WRITTEN PROBLEM: Copy all the entries word for word, but omit the pictures.

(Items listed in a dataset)
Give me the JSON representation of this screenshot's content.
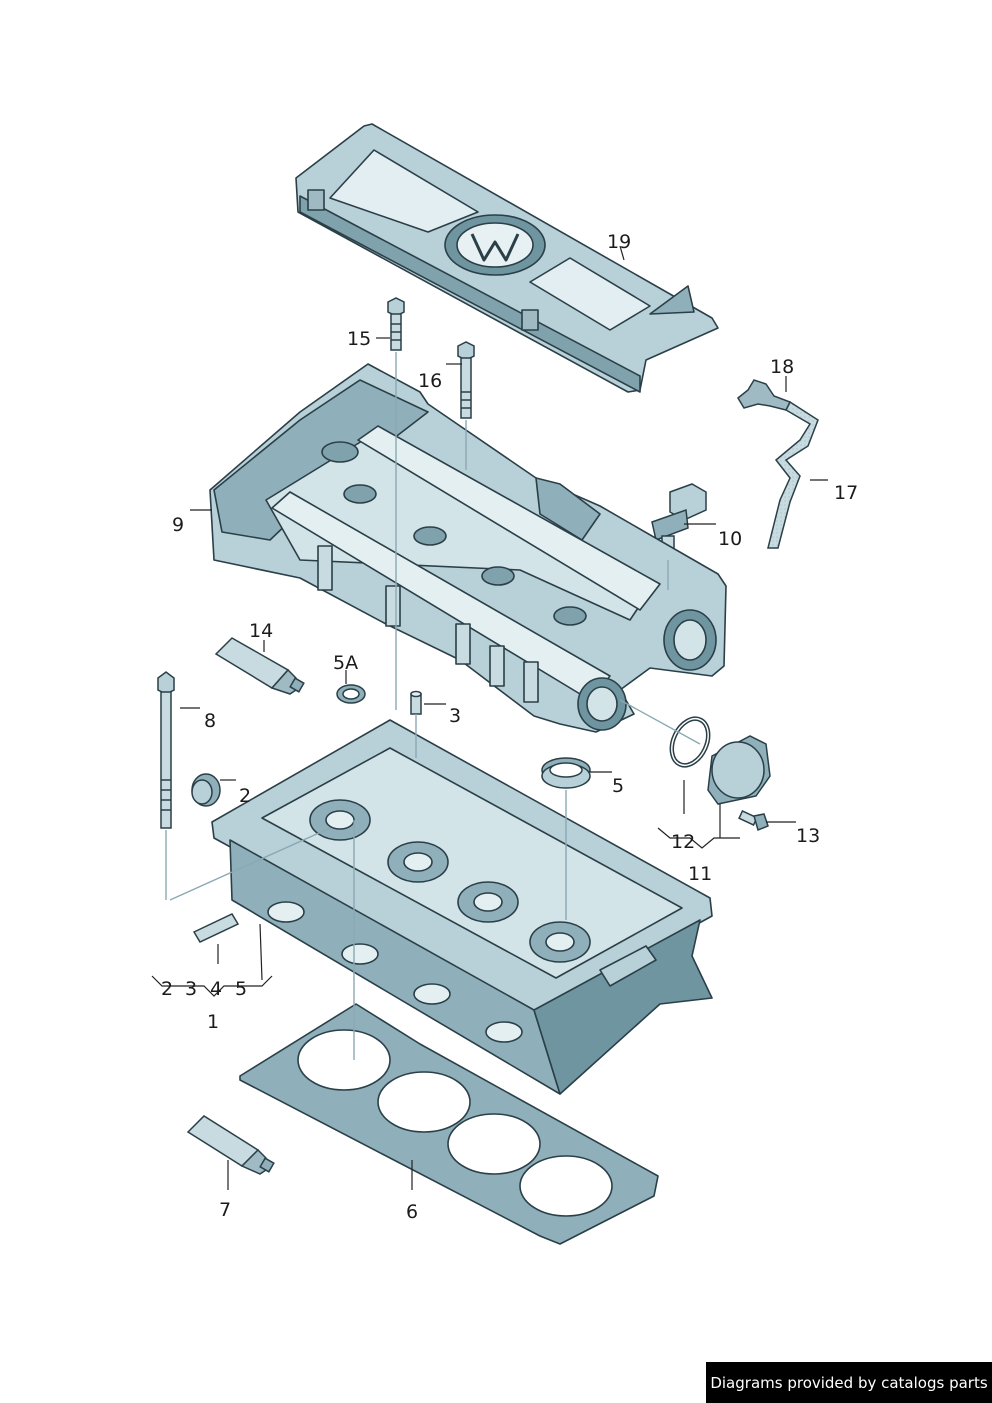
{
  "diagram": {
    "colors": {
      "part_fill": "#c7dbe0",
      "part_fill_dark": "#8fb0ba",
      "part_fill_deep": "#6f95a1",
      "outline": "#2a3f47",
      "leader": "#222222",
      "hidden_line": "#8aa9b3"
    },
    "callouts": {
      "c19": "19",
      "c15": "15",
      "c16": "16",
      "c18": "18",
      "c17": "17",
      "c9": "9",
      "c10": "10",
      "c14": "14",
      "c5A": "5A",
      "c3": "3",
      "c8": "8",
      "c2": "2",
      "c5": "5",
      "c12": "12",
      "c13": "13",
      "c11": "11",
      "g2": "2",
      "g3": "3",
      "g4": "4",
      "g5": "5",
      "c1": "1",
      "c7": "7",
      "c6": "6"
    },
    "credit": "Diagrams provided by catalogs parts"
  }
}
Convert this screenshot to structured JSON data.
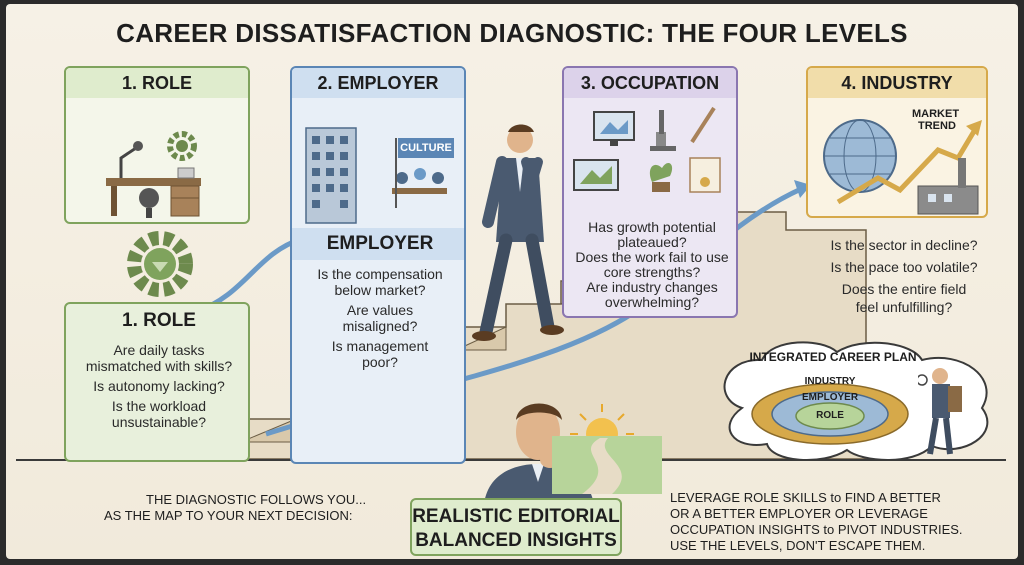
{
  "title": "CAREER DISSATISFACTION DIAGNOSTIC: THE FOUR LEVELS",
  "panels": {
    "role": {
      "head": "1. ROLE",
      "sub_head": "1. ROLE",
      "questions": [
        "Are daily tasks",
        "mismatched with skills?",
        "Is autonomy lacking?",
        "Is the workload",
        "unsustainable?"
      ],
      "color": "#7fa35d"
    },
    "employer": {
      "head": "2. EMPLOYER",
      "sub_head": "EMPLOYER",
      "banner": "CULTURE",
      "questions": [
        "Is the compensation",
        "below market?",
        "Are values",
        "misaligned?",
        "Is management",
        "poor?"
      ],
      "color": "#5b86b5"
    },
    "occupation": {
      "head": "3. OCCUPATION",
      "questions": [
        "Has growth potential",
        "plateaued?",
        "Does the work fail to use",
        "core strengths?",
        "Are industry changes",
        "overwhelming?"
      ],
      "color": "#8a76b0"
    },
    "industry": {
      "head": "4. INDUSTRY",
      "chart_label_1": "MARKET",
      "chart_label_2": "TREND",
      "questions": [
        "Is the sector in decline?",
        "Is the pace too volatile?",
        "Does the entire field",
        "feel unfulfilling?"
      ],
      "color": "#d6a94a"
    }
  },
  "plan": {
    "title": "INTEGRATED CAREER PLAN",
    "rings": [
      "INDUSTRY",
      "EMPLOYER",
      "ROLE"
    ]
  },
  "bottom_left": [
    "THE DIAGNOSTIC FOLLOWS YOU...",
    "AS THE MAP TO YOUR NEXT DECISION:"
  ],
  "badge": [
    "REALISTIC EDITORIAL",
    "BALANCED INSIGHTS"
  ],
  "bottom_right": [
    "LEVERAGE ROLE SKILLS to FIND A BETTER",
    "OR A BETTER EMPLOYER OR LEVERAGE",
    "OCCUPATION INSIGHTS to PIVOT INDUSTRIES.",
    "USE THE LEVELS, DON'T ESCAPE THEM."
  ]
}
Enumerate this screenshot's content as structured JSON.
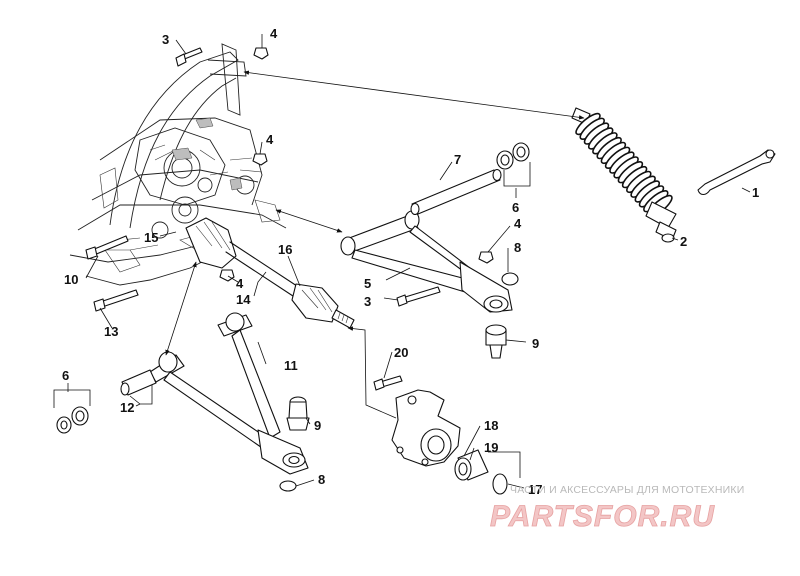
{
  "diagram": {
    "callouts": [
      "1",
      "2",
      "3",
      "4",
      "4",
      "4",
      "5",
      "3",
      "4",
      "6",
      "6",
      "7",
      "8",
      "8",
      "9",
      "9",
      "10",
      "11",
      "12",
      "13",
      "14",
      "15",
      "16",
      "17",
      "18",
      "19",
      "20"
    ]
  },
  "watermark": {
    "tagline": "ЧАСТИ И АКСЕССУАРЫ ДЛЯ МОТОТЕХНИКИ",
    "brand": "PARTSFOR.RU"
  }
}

SOLUTION TO THIS TASK:
Give me the JSON representation of this screenshot's content.
{
  "diagram": {
    "colors": {
      "part_fill": "#c7dbe0",
      "part_fill_dark": "#8fb0ba",
      "part_fill_deep": "#6f95a1",
      "outline": "#2a3f47",
      "leader": "#222222",
      "hidden_line": "#8aa9b3"
    },
    "callouts": {
      "c19": "19",
      "c15": "15",
      "c16": "16",
      "c18": "18",
      "c17": "17",
      "c9": "9",
      "c10": "10",
      "c14": "14",
      "c5A": "5A",
      "c3": "3",
      "c8": "8",
      "c2": "2",
      "c5": "5",
      "c12": "12",
      "c13": "13",
      "c11": "11",
      "g2": "2",
      "g3": "3",
      "g4": "4",
      "g5": "5",
      "c1": "1",
      "c7": "7",
      "c6": "6"
    },
    "credit": "Diagrams provided by catalogs parts"
  }
}
Convert this screenshot to structured JSON data.
{
  "title": "CAREER DISSATISFACTION DIAGNOSTIC: THE FOUR LEVELS",
  "panels": {
    "role": {
      "head": "1. ROLE",
      "sub_head": "1. ROLE",
      "questions": [
        "Are daily tasks",
        "mismatched with skills?",
        "Is autonomy lacking?",
        "Is the workload",
        "unsustainable?"
      ],
      "color": "#7fa35d"
    },
    "employer": {
      "head": "2. EMPLOYER",
      "sub_head": "EMPLOYER",
      "banner": "CULTURE",
      "questions": [
        "Is the compensation",
        "below market?",
        "Are values",
        "misaligned?",
        "Is management",
        "poor?"
      ],
      "color": "#5b86b5"
    },
    "occupation": {
      "head": "3. OCCUPATION",
      "questions": [
        "Has growth potential",
        "plateaued?",
        "Does the work fail to use",
        "core strengths?",
        "Are industry changes",
        "overwhelming?"
      ],
      "color": "#8a76b0"
    },
    "industry": {
      "head": "4. INDUSTRY",
      "chart_label_1": "MARKET",
      "chart_label_2": "TREND",
      "questions": [
        "Is the sector in decline?",
        "Is the pace too volatile?",
        "Does the entire field",
        "feel unfulfilling?"
      ],
      "color": "#d6a94a"
    }
  },
  "plan": {
    "title": "INTEGRATED CAREER PLAN",
    "rings": [
      "INDUSTRY",
      "EMPLOYER",
      "ROLE"
    ]
  },
  "bottom_left": [
    "THE DIAGNOSTIC FOLLOWS YOU...",
    "AS THE MAP TO YOUR NEXT DECISION:"
  ],
  "badge": [
    "REALISTIC EDITORIAL",
    "BALANCED INSIGHTS"
  ],
  "bottom_right": [
    "LEVERAGE ROLE SKILLS to FIND A BETTER",
    "OR A BETTER EMPLOYER OR LEVERAGE",
    "OCCUPATION INSIGHTS to PIVOT INDUSTRIES.",
    "USE THE LEVELS, DON'T ESCAPE THEM."
  ]
}
Enumerate this screenshot's content as structured JSON.
{
  "diagram": {
    "callouts": [
      "1",
      "2",
      "3",
      "4",
      "4",
      "4",
      "5",
      "3",
      "4",
      "6",
      "6",
      "7",
      "8",
      "8",
      "9",
      "9",
      "10",
      "11",
      "12",
      "13",
      "14",
      "15",
      "16",
      "17",
      "18",
      "19",
      "20"
    ]
  },
  "watermark": {
    "tagline": "ЧАСТИ И АКСЕССУАРЫ ДЛЯ МОТОТЕХНИКИ",
    "brand": "PARTSFOR.RU"
  }
}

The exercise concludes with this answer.